> **Requirements**:
Write out the lines below again, swapping every "sidebar-item-label" for "nav-item-label" and leaving everything else as it is.

> **Material provided**:

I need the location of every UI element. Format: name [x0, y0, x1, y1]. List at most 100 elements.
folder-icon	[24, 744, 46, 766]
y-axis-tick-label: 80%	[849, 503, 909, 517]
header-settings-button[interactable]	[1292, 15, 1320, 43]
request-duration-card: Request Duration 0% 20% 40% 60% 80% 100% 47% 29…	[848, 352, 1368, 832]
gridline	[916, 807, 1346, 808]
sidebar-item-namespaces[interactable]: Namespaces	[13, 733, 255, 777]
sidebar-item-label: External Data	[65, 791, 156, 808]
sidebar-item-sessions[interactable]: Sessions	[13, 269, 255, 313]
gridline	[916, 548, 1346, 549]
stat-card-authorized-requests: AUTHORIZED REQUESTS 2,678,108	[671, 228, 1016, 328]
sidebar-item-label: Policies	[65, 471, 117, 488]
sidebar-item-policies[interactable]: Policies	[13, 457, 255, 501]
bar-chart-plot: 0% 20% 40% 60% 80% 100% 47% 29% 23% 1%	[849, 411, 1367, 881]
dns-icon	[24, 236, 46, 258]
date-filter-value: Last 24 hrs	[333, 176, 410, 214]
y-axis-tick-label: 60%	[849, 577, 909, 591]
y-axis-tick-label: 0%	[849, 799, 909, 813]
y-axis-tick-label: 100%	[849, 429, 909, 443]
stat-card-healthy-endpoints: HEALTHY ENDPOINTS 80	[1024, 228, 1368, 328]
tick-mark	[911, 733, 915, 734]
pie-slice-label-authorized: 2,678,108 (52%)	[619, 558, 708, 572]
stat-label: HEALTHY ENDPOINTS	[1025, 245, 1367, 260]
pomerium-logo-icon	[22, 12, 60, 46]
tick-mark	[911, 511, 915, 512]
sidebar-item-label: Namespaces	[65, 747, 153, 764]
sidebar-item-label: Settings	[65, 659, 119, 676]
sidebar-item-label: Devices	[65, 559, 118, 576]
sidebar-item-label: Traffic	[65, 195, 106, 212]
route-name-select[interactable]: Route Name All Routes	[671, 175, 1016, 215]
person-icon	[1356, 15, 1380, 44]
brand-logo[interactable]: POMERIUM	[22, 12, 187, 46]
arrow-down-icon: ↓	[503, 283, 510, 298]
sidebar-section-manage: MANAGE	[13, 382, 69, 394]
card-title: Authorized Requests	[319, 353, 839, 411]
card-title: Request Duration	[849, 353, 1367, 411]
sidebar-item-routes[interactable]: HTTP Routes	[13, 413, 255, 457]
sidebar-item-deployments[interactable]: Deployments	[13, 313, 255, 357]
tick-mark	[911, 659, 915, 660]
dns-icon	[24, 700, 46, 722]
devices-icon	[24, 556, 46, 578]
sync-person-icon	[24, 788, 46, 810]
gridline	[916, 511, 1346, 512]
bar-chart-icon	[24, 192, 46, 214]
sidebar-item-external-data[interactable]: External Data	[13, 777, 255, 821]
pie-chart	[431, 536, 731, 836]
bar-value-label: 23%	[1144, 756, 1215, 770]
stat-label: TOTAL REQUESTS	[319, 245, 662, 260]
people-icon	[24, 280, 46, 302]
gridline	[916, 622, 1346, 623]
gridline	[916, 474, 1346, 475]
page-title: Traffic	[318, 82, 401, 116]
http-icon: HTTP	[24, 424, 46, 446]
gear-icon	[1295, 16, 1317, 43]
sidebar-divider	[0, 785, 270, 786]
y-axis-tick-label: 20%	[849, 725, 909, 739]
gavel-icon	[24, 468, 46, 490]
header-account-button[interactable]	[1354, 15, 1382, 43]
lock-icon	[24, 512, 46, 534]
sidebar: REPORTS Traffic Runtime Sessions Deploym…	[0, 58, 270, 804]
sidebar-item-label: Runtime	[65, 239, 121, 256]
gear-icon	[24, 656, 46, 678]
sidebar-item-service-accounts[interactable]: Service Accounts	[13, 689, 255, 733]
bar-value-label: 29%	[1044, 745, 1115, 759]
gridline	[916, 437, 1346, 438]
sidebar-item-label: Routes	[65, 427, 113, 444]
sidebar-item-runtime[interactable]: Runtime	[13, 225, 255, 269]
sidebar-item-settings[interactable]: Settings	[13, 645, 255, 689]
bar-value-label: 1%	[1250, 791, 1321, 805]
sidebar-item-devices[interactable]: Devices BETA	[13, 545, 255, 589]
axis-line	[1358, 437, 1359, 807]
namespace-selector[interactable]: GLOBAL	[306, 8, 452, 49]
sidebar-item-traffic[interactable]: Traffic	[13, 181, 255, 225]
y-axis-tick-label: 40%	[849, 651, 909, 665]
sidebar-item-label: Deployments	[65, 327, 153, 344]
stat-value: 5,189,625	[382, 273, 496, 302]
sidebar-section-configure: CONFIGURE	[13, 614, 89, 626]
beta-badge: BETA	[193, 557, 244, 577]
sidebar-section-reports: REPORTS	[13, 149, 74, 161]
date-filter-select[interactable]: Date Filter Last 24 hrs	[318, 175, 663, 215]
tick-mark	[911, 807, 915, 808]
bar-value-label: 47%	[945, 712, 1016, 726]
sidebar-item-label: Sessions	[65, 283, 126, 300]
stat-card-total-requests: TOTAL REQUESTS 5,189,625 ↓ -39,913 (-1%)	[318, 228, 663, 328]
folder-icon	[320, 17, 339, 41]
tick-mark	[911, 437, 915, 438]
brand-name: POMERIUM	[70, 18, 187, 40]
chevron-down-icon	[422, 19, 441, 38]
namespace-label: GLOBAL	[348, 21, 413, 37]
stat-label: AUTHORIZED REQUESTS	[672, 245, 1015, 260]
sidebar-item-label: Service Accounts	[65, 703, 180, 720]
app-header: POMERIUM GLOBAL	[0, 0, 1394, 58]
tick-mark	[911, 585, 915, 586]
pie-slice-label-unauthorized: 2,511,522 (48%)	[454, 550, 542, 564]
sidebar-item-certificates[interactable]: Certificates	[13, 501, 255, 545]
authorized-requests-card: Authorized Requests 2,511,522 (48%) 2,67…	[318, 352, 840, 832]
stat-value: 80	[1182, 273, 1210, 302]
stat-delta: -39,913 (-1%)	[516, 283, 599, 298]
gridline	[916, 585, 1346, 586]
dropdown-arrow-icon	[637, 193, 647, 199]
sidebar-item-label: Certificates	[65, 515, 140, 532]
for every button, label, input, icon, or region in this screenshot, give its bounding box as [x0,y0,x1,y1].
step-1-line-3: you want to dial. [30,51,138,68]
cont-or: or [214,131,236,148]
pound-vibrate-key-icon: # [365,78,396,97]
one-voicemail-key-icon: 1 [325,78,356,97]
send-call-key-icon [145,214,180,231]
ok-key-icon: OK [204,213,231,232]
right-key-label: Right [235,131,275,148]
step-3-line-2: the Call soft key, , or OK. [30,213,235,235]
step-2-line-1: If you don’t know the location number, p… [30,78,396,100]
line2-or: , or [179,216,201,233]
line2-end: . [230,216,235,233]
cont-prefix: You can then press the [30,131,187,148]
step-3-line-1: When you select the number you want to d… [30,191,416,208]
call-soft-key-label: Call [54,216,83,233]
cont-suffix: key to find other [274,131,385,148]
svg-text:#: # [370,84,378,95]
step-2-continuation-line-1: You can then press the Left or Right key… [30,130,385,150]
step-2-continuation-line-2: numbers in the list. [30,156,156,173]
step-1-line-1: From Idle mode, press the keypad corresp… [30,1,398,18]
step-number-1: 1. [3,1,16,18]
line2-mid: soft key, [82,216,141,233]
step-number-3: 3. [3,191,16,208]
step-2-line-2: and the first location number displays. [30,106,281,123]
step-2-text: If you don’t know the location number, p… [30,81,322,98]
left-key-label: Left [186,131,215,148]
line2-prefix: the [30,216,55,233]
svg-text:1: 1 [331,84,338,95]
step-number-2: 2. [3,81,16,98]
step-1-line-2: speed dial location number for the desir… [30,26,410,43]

> **Answer to the problem**:
I need the location of every UI element. Format: name [x0, y0, x1, y1]. List at most 100 elements.
folder-icon	[24, 744, 46, 766]
y-axis-tick-label: 80%	[849, 503, 909, 517]
header-settings-button[interactable]	[1292, 15, 1320, 43]
request-duration-card: Request Duration 0% 20% 40% 60% 80% 100% 47% 29…	[848, 352, 1368, 832]
gridline	[916, 807, 1346, 808]
sidebar-item-namespaces[interactable]: Namespaces	[13, 733, 255, 777]
nav-item-label: External Data	[65, 791, 156, 808]
sidebar-item-sessions[interactable]: Sessions	[13, 269, 255, 313]
gridline	[916, 548, 1346, 549]
stat-card-authorized-requests: AUTHORIZED REQUESTS 2,678,108	[671, 228, 1016, 328]
nav-item-label: Policies	[65, 471, 117, 488]
sidebar-item-policies[interactable]: Policies	[13, 457, 255, 501]
bar-chart-plot: 0% 20% 40% 60% 80% 100% 47% 29% 23% 1%	[849, 411, 1367, 881]
dns-icon	[24, 236, 46, 258]
date-filter-value: Last 24 hrs	[333, 176, 410, 214]
y-axis-tick-label: 60%	[849, 577, 909, 591]
y-axis-tick-label: 0%	[849, 799, 909, 813]
y-axis-tick-label: 100%	[849, 429, 909, 443]
stat-card-healthy-endpoints: HEALTHY ENDPOINTS 80	[1024, 228, 1368, 328]
tick-mark	[911, 733, 915, 734]
pie-slice-label-authorized: 2,678,108 (52%)	[619, 558, 708, 572]
stat-label: HEALTHY ENDPOINTS	[1025, 245, 1367, 260]
pomerium-logo-icon	[22, 12, 60, 46]
tick-mark	[911, 511, 915, 512]
nav-item-label: Namespaces	[65, 747, 153, 764]
nav-item-label: Settings	[65, 659, 119, 676]
nav-item-label: Devices	[65, 559, 118, 576]
nav-item-label: Traffic	[65, 195, 106, 212]
route-name-select[interactable]: Route Name All Routes	[671, 175, 1016, 215]
person-icon	[1356, 15, 1380, 44]
brand-logo[interactable]: POMERIUM	[22, 12, 187, 46]
arrow-down-icon: ↓	[503, 283, 510, 298]
sidebar-section-manage: MANAGE	[13, 382, 69, 394]
card-title: Authorized Requests	[319, 353, 839, 411]
card-title: Request Duration	[849, 353, 1367, 411]
sidebar-item-routes[interactable]: HTTP Routes	[13, 413, 255, 457]
sidebar-item-deployments[interactable]: Deployments	[13, 313, 255, 357]
tick-mark	[911, 659, 915, 660]
dns-icon	[24, 700, 46, 722]
devices-icon	[24, 556, 46, 578]
sync-person-icon	[24, 788, 46, 810]
gridline	[916, 511, 1346, 512]
bar-chart-icon	[24, 192, 46, 214]
sidebar-item-external-data[interactable]: External Data	[13, 777, 255, 821]
pie-chart	[431, 536, 731, 836]
bar-value-label: 23%	[1144, 756, 1215, 770]
stat-label: TOTAL REQUESTS	[319, 245, 662, 260]
people-icon	[24, 280, 46, 302]
gridline	[916, 622, 1346, 623]
gridline	[916, 474, 1346, 475]
page-title: Traffic	[318, 82, 401, 116]
http-icon: HTTP	[24, 424, 46, 446]
gear-icon	[1295, 16, 1317, 43]
sidebar-divider	[0, 785, 270, 786]
y-axis-tick-label: 20%	[849, 725, 909, 739]
gavel-icon	[24, 468, 46, 490]
header-account-button[interactable]	[1354, 15, 1382, 43]
lock-icon	[24, 512, 46, 534]
sidebar: REPORTS Traffic Runtime Sessions Deploym…	[0, 58, 270, 804]
nav-item-label: Runtime	[65, 239, 121, 256]
gear-icon	[24, 656, 46, 678]
sidebar-item-service-accounts[interactable]: Service Accounts	[13, 689, 255, 733]
bar-value-label: 29%	[1044, 745, 1115, 759]
gridline	[916, 437, 1346, 438]
nav-item-label: Routes	[65, 427, 113, 444]
sidebar-item-runtime[interactable]: Runtime	[13, 225, 255, 269]
sidebar-item-settings[interactable]: Settings	[13, 645, 255, 689]
bar-value-label: 1%	[1250, 791, 1321, 805]
sidebar-item-devices[interactable]: Devices BETA	[13, 545, 255, 589]
axis-line	[1358, 437, 1359, 807]
namespace-selector[interactable]: GLOBAL	[306, 8, 452, 49]
sidebar-item-traffic[interactable]: Traffic	[13, 181, 255, 225]
y-axis-tick-label: 40%	[849, 651, 909, 665]
nav-item-label: Deployments	[65, 327, 153, 344]
stat-value: 5,189,625	[382, 273, 496, 302]
sidebar-section-configure: CONFIGURE	[13, 614, 89, 626]
beta-badge: BETA	[193, 557, 244, 577]
sidebar-section-reports: REPORTS	[13, 149, 74, 161]
date-filter-select[interactable]: Date Filter Last 24 hrs	[318, 175, 663, 215]
tick-mark	[911, 807, 915, 808]
bar-value-label: 47%	[945, 712, 1016, 726]
nav-item-label: Sessions	[65, 283, 126, 300]
stat-card-total-requests: TOTAL REQUESTS 5,189,625 ↓ -39,913 (-1%)	[318, 228, 663, 328]
folder-icon	[320, 17, 339, 41]
tick-mark	[911, 437, 915, 438]
brand-name: POMERIUM	[70, 18, 187, 40]
chevron-down-icon	[422, 19, 441, 38]
namespace-label: GLOBAL	[348, 21, 413, 37]
stat-label: AUTHORIZED REQUESTS	[672, 245, 1015, 260]
nav-item-label: Service Accounts	[65, 703, 180, 720]
app-header: POMERIUM GLOBAL	[0, 0, 1394, 58]
tick-mark	[911, 585, 915, 586]
pie-slice-label-unauthorized: 2,511,522 (48%)	[454, 550, 542, 564]
sidebar-item-certificates[interactable]: Certificates	[13, 501, 255, 545]
authorized-requests-card: Authorized Requests 2,511,522 (48%) 2,67…	[318, 352, 840, 832]
stat-value: 80	[1182, 273, 1210, 302]
stat-delta: -39,913 (-1%)	[516, 283, 599, 298]
gridline	[916, 585, 1346, 586]
dropdown-arrow-icon	[637, 193, 647, 199]
nav-item-label: Certificates	[65, 515, 140, 532]
for every button, label, input, icon, or region in this screenshot, give its bounding box as [x0,y0,x1,y1].
step-1-line-3: you want to dial. [30,51,138,68]
cont-or: or [214,131,236,148]
pound-vibrate-key-icon: # [365,78,396,97]
one-voicemail-key-icon: 1 [325,78,356,97]
send-call-key-icon [145,214,180,231]
ok-key-icon: OK [204,213,231,232]
right-key-label: Right [235,131,275,148]
step-3-line-2: the Call soft key, , or OK. [30,213,235,235]
step-2-line-1: If you don’t know the location number, p… [30,78,396,100]
line2-or: , or [179,216,201,233]
line2-end: . [230,216,235,233]
cont-prefix: You can then press the [30,131,187,148]
step-3-line-1: When you select the number you want to d… [30,191,416,208]
call-soft-key-label: Call [54,216,83,233]
cont-suffix: key to find other [274,131,385,148]
svg-text:#: # [370,84,378,95]
step-2-continuation-line-1: You can then press the Left or Right key… [30,130,385,150]
step-2-continuation-line-2: numbers in the list. [30,156,156,173]
step-1-line-1: From Idle mode, press the keypad corresp… [30,1,398,18]
step-number-1: 1. [3,1,16,18]
line2-mid: soft key, [82,216,141,233]
step-number-3: 3. [3,191,16,208]
step-2-line-2: and the first location number displays. [30,106,281,123]
step-2-text: If you don’t know the location number, p… [30,81,322,98]
left-key-label: Left [186,131,215,148]
line2-prefix: the [30,216,55,233]
svg-text:1: 1 [331,84,338,95]
step-number-2: 2. [3,81,16,98]
step-1-line-2: speed dial location number for the desir… [30,26,410,43]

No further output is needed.